## RECORDS FOR PROCESSING
»»
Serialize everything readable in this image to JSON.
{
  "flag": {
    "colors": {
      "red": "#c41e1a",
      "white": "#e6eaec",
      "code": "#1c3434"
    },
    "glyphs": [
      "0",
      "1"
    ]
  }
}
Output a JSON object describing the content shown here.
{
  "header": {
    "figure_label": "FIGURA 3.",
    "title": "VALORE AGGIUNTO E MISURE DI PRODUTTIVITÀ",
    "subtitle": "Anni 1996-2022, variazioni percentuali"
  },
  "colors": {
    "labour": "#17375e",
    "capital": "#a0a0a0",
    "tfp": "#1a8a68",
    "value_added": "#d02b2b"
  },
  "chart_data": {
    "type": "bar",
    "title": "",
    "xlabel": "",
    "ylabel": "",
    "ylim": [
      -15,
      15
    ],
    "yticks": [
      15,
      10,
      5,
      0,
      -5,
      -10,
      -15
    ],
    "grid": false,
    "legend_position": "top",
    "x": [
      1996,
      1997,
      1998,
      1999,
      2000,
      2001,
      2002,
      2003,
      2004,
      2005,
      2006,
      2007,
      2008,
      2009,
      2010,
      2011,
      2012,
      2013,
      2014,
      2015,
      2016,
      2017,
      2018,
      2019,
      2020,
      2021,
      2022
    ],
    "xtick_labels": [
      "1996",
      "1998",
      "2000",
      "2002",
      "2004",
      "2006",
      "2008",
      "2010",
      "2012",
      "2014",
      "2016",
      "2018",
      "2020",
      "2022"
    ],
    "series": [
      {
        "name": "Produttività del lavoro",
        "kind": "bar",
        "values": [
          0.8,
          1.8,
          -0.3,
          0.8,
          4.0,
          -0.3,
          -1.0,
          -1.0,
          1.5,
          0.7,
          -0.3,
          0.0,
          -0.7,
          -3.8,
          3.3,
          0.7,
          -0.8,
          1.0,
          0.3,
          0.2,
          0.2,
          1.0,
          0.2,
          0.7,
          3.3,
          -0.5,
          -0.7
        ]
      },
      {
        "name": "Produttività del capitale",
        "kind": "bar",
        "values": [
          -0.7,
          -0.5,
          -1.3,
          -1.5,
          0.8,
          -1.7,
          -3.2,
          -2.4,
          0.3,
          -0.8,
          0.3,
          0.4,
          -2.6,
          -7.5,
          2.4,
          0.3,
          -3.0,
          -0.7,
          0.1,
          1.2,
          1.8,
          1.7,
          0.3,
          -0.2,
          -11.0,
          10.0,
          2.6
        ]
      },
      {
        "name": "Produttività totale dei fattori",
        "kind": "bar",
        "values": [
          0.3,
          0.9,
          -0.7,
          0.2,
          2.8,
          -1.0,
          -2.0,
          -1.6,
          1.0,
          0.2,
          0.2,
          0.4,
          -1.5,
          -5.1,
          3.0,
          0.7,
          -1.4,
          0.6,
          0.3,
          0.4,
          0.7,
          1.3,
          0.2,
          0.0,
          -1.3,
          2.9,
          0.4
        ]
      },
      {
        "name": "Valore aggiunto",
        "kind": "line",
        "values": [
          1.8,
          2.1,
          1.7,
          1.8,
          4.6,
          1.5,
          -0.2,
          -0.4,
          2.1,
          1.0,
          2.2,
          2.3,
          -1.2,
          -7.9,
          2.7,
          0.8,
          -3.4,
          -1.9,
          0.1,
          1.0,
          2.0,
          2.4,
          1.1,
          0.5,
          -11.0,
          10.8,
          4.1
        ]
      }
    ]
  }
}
««
## REQUEST
Recopy all the lines exactly as they appear.

## EXERCISE SOLUTION
Serialize everything readable in this image to JSON.
{
  "flag": {
    "colors": {
      "red": "#c41e1a",
      "white": "#e6eaec",
      "code": "#1c3434"
    },
    "glyphs": [
      "0",
      "1"
    ]
  }
}
Output a JSON object describing the content shown here.
{
  "header": {
    "figure_label": "FIGURA 3.",
    "title": "VALORE AGGIUNTO E MISURE DI PRODUTTIVITÀ",
    "subtitle": "Anni 1996-2022, variazioni percentuali"
  },
  "colors": {
    "labour": "#17375e",
    "capital": "#a0a0a0",
    "tfp": "#1a8a68",
    "value_added": "#d02b2b"
  },
  "chart_data": {
    "type": "bar",
    "title": "",
    "xlabel": "",
    "ylabel": "",
    "ylim": [
      -15,
      15
    ],
    "yticks": [
      15,
      10,
      5,
      0,
      -5,
      -10,
      -15
    ],
    "grid": false,
    "legend_position": "top",
    "x": [
      1996,
      1997,
      1998,
      1999,
      2000,
      2001,
      2002,
      2003,
      2004,
      2005,
      2006,
      2007,
      2008,
      2009,
      2010,
      2011,
      2012,
      2013,
      2014,
      2015,
      2016,
      2017,
      2018,
      2019,
      2020,
      2021,
      2022
    ],
    "xtick_labels": [
      "1996",
      "1998",
      "2000",
      "2002",
      "2004",
      "2006",
      "2008",
      "2010",
      "2012",
      "2014",
      "2016",
      "2018",
      "2020",
      "2022"
    ],
    "series": [
      {
        "name": "Produttività del lavoro",
        "kind": "bar",
        "values": [
          0.8,
          1.8,
          -0.3,
          0.8,
          4.0,
          -0.3,
          -1.0,
          -1.0,
          1.5,
          0.7,
          -0.3,
          0.0,
          -0.7,
          -3.8,
          3.3,
          0.7,
          -0.8,
          1.0,
          0.3,
          0.2,
          0.2,
          1.0,
          0.2,
          0.7,
          3.3,
          -0.5,
          -0.7
        ]
      },
      {
        "name": "Produttività del capitale",
        "kind": "bar",
        "values": [
          -0.7,
          -0.5,
          -1.3,
          -1.5,
          0.8,
          -1.7,
          -3.2,
          -2.4,
          0.3,
          -0.8,
          0.3,
          0.4,
          -2.6,
          -7.5,
          2.4,
          0.3,
          -3.0,
          -0.7,
          0.1,
          1.2,
          1.8,
          1.7,
          0.3,
          -0.2,
          -11.0,
          10.0,
          2.6
        ]
      },
      {
        "name": "Produttività totale dei fattori",
        "kind": "bar",
        "values": [
          0.3,
          0.9,
          -0.7,
          0.2,
          2.8,
          -1.0,
          -2.0,
          -1.6,
          1.0,
          0.2,
          0.2,
          0.4,
          -1.5,
          -5.1,
          3.0,
          0.7,
          -1.4,
          0.6,
          0.3,
          0.4,
          0.7,
          1.3,
          0.2,
          0.0,
          -1.3,
          2.9,
          0.4
        ]
      },
      {
        "name": "Valore aggiunto",
        "kind": "line",
        "values": [
          1.8,
          2.1,
          1.7,
          1.8,
          4.6,
          1.5,
          -0.2,
          -0.4,
          2.1,
          1.0,
          2.2,
          2.3,
          -1.2,
          -7.9,
          2.7,
          0.8,
          -3.4,
          -1.9,
          0.1,
          1.0,
          2.0,
          2.4,
          1.1,
          0.5,
          -11.0,
          10.8,
          4.1
        ]
      }
    ]
  }
}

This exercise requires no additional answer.